Vorliegender Text ::
Der erkennende Senat kann den Ausführungen des 8. Senats für Sachverhalte, wie sie dort zugrunde gelegt wurden, folgen. Anders
als in jenem Falle läßt sich jedoch aus den vom LSG hier getroffenen Feststellungen nicht erkennen, daß sich für den Sohn
des Klägers dessen Informationsbedürfnisse schon über Hörfunk und Blindendruckschriften ausreichend befriedigen lassen. Hierzu
braucht der Senat nicht näher darauf einzugehen, daß Informationen des Hörfunks nicht fixiert sind und denen in Zeitungen
und Zeitschriften inhaltlich nicht ohne weiteres entsprechen sowie daß Blindendruckschriften als Ersatz verfügbar sein müssen.
Denn abgesehen hiervon vermitteln die über Hörfunk und Blindendruckschriften erhältlichen Informationen nur einen Teil derjenigen
Informationen, die Sehende durch Lesen von Druckschriften gewinnen können. Auch insoweit kann jedoch das Optacon- Gerät einen
Ausgleich schaffen. Dies wird bestätigt durch Gutachten, die Urteilen der Sozialgerichte Würzburg (WzS 1982, 311) und Karlsruhe
(Breith 1984, 183, 185) zugrunde lagen. Dort ist ausgeführt, mit dem Gerät könne Schwarzschrift in den üblichen Formaten und Blattaufteilungen
gelesen werden, es eigne sich vor allen Dingen zum Lesen kürzerer Artikel in Zeitschriften (Fachzeitschriften, Tageszeitschriften),
zum Nachlesen ausgewählter Kapitel in Fachbüchern oder Tabellen, zum Nachschlagen in Lexika, zum selbständigen Arbeiten am
Computer (mit Sichtgerät oder mit ausgedruckten Protokollen) sowie zum selbständigen Bearbeiten von Korrespondenz; ohne fremde
Hilfe könnten so z.B. Unterlagen durchgesehen, Telefonnummern aufgefunden, mit Schreibmaschine angefertigte Schriftstücke
kontrolliert, Kontoauszüge und anderes mehr überprüft werden.

Aufgabe ::
Drucke aus dem vorliegenden Text die Stelle von „Der erkennende Senat“ bis „verfügbar sein müssen.“ wortgetreu ab.

Vorliegendes Material ::
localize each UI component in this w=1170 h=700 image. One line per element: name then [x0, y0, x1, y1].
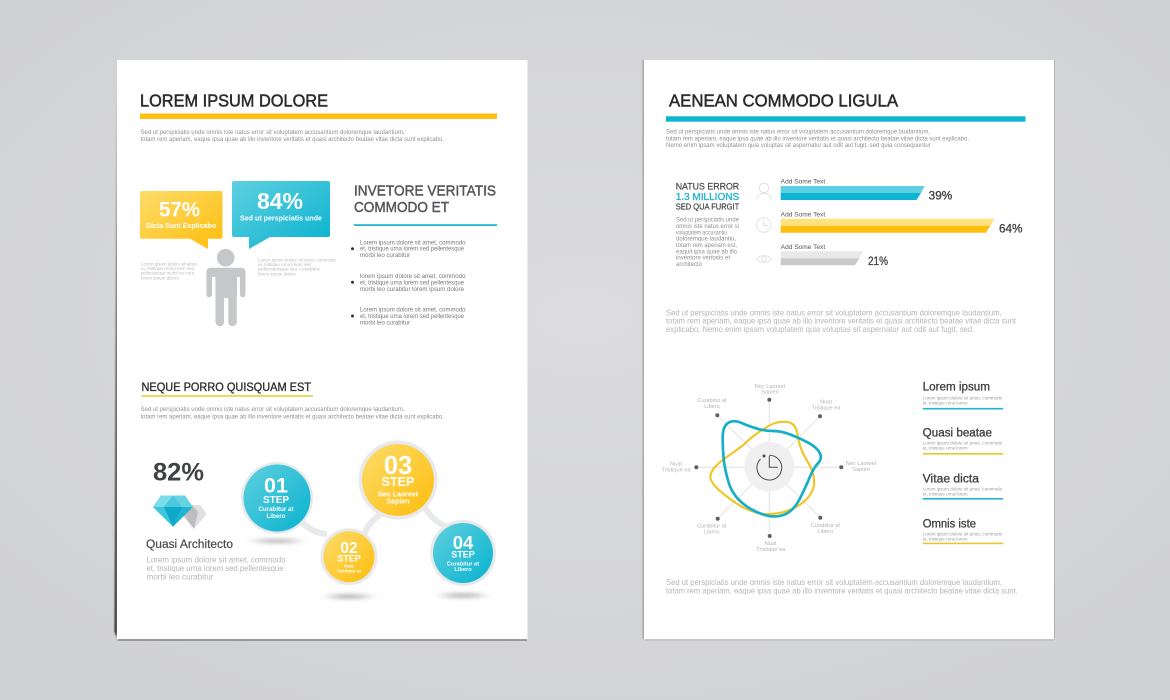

Ausgearbeitete Lösung ::
Der erkennende Senat kann den Ausführungen des 8. Senats für Sachverhalte, wie sie dort zugrunde gelegt wurden, folgen. Anders
als in jenem Falle läßt sich jedoch aus den vom LSG hier getroffenen Feststellungen nicht erkennen, daß sich für den Sohn
des Klägers dessen Informationsbedürfnisse schon über Hörfunk und Blindendruckschriften ausreichend befriedigen lassen. Hierzu
braucht der Senat nicht näher darauf einzugehen, daß Informationen des Hörfunks nicht fixiert sind und denen in Zeitungen
und Zeitschriften inhaltlich nicht ohne weiteres entsprechen sowie daß Blindendruckschriften als Ersatz verfügbar sein müssen.